WHAT IS NEEDED: Each line containing the word "your" needs to be copied.

INPUT FOR THIS TASK:

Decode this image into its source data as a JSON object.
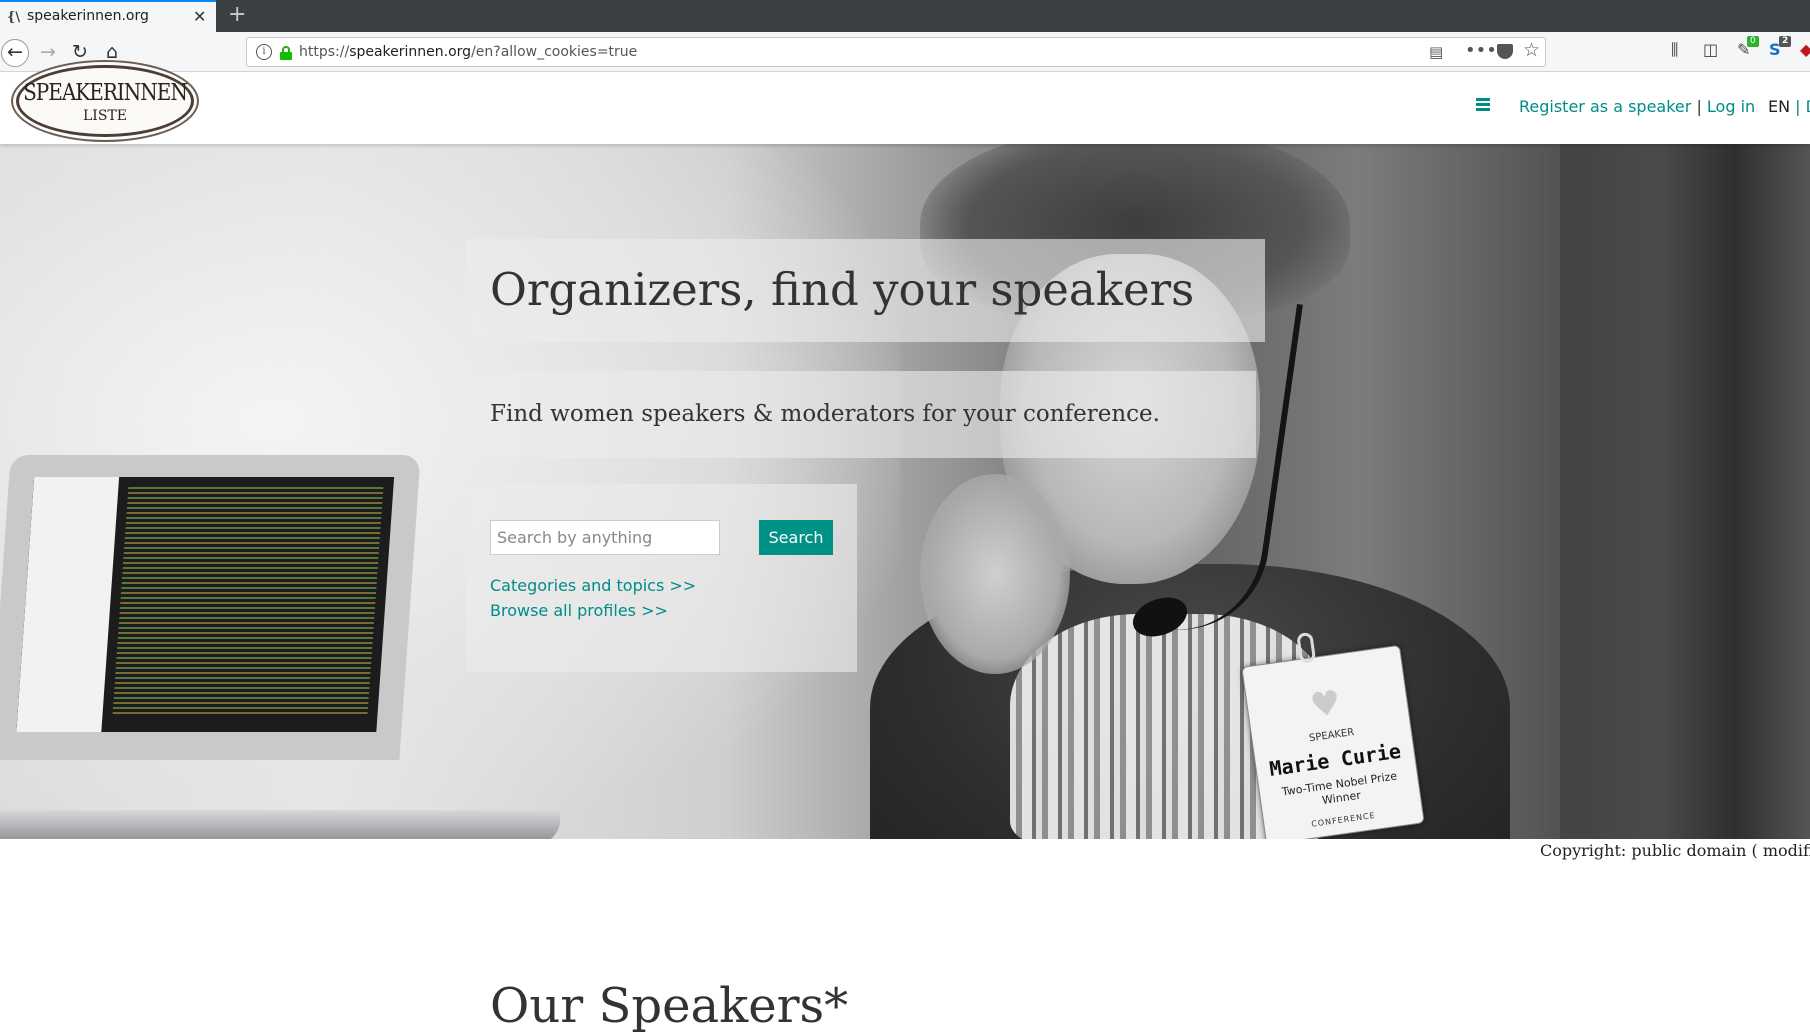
{
  "browser": {
    "tab": {
      "favicon": "{\\",
      "title": "speakerinnen.org",
      "close": "✕"
    },
    "new_tab": "+",
    "url_scheme": "https://",
    "url_host": "speakerinnen.org",
    "url_path": "/en?allow_cookies=true",
    "info": "i",
    "more": "•••",
    "badges": {
      "green": "0",
      "blue": "2"
    }
  },
  "header": {
    "logo_line1": "SPEAKERINNEN",
    "logo_line2": "LISTE",
    "register": "Register as a speaker",
    "separator": "|",
    "login": "Log in",
    "lang_current": "EN",
    "lang_sep": "|",
    "lang_next": "D"
  },
  "hero": {
    "title": "Organizers, find your speakers",
    "subtitle": "Find women speakers & moderators for your conference.",
    "search": {
      "placeholder": "Search by anything",
      "button": "Search",
      "link_categories": "Categories and topics >>",
      "link_browse": "Browse all profiles >>"
    },
    "badge": {
      "role": "SPEAKER",
      "name": "Marie Curie",
      "tagline": "Two-Time Nobel Prize Winner",
      "footer": "CONFERENCE"
    }
  },
  "copyright": "Copyright: public domain ( modifi",
  "section": {
    "title": "Our Speakers*"
  }
}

EXERCISE SOLUTION:
    "title": "Organizers, find your speakers",
    "subtitle": "Find women speakers & moderators for your conference.",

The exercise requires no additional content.